Go through the material below and copy each line where the word "samples" appears.

[Figure dataset records]
◆ ◆ ◆ ◆
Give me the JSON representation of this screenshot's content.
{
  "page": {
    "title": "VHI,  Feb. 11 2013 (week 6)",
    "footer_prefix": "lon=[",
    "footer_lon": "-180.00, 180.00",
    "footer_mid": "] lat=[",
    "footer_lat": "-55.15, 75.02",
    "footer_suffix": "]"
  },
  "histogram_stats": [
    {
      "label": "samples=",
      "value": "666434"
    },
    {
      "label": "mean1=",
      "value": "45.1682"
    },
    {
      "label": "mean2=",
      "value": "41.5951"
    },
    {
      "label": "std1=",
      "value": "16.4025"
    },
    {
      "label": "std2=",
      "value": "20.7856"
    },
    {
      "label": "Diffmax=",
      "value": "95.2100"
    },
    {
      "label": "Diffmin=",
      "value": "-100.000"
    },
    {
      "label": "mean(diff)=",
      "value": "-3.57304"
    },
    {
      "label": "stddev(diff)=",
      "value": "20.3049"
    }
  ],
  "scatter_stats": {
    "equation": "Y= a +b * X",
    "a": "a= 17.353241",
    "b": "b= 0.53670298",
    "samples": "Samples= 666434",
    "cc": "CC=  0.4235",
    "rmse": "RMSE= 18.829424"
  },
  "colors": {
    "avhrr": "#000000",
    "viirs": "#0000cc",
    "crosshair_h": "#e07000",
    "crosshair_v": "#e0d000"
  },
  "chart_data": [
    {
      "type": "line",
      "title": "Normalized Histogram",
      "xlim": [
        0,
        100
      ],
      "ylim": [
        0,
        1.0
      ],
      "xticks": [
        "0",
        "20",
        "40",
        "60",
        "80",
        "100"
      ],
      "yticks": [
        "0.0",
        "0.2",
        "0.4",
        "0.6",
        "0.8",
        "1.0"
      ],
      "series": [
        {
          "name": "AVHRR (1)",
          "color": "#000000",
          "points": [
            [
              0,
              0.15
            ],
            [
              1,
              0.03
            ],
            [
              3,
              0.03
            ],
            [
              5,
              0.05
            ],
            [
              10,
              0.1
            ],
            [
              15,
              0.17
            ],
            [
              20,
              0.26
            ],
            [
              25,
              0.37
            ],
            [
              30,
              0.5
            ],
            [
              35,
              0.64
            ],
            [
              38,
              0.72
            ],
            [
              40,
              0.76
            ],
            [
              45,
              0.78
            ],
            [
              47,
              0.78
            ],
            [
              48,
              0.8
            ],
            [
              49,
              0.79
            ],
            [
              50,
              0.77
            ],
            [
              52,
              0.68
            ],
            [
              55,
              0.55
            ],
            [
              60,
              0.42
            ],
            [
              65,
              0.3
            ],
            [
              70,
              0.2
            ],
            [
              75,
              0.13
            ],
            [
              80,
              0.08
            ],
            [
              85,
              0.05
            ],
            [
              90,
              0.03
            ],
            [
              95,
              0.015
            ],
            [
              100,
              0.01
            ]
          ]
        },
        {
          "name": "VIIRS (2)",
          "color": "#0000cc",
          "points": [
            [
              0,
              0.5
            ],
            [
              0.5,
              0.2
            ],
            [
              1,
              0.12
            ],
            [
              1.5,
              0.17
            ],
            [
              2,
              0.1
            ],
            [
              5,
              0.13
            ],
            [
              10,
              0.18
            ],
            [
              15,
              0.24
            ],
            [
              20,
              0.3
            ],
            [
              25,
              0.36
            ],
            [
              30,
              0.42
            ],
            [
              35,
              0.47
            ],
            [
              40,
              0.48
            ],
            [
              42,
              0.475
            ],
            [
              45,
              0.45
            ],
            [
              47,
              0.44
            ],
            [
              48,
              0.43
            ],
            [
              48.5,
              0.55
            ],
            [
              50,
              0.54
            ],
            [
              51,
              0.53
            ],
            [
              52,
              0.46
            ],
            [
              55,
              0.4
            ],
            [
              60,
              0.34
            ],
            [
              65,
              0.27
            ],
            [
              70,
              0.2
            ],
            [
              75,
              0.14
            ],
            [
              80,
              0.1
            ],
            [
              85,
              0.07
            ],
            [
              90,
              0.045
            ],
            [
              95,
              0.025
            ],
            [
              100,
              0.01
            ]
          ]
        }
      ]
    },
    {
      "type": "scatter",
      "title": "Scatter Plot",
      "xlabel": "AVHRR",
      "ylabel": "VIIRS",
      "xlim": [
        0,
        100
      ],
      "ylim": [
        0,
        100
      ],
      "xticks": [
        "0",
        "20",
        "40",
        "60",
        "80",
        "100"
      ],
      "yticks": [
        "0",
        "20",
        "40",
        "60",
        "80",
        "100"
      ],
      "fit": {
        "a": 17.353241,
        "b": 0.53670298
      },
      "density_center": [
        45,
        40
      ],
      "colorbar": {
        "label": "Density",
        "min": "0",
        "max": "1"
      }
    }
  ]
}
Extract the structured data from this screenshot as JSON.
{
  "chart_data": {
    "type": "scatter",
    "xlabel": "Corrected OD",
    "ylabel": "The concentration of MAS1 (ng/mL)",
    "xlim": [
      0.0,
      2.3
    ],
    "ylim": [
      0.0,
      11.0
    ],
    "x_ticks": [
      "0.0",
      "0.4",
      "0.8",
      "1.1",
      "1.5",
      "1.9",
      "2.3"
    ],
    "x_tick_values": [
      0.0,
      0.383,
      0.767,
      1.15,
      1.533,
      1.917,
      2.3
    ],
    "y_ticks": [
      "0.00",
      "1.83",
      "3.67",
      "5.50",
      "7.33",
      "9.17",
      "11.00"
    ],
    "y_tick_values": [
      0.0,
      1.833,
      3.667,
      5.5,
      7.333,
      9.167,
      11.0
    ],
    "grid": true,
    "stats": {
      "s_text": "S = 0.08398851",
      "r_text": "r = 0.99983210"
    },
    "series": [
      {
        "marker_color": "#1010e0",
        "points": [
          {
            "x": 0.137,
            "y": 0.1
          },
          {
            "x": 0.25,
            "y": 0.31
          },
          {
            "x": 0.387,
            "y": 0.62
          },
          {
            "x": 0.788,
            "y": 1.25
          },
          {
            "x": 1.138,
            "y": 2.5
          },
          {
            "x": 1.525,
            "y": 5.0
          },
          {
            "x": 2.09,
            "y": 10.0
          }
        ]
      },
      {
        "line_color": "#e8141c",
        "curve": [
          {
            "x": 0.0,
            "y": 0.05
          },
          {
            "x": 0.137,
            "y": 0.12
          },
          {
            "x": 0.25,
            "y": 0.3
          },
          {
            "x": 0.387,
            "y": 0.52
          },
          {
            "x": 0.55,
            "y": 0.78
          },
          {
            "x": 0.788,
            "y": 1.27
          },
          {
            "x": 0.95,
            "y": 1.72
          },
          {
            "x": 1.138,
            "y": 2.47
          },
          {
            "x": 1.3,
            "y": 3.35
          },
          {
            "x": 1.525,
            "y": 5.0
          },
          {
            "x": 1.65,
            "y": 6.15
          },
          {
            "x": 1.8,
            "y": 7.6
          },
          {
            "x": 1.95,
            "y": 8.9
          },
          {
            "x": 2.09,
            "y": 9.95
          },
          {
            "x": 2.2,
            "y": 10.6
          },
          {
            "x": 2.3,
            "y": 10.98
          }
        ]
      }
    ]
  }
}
◆ ◆ ◆ ◆
**Exercise result**
      "label": "samples=",
    "samples": "Samples= 666434",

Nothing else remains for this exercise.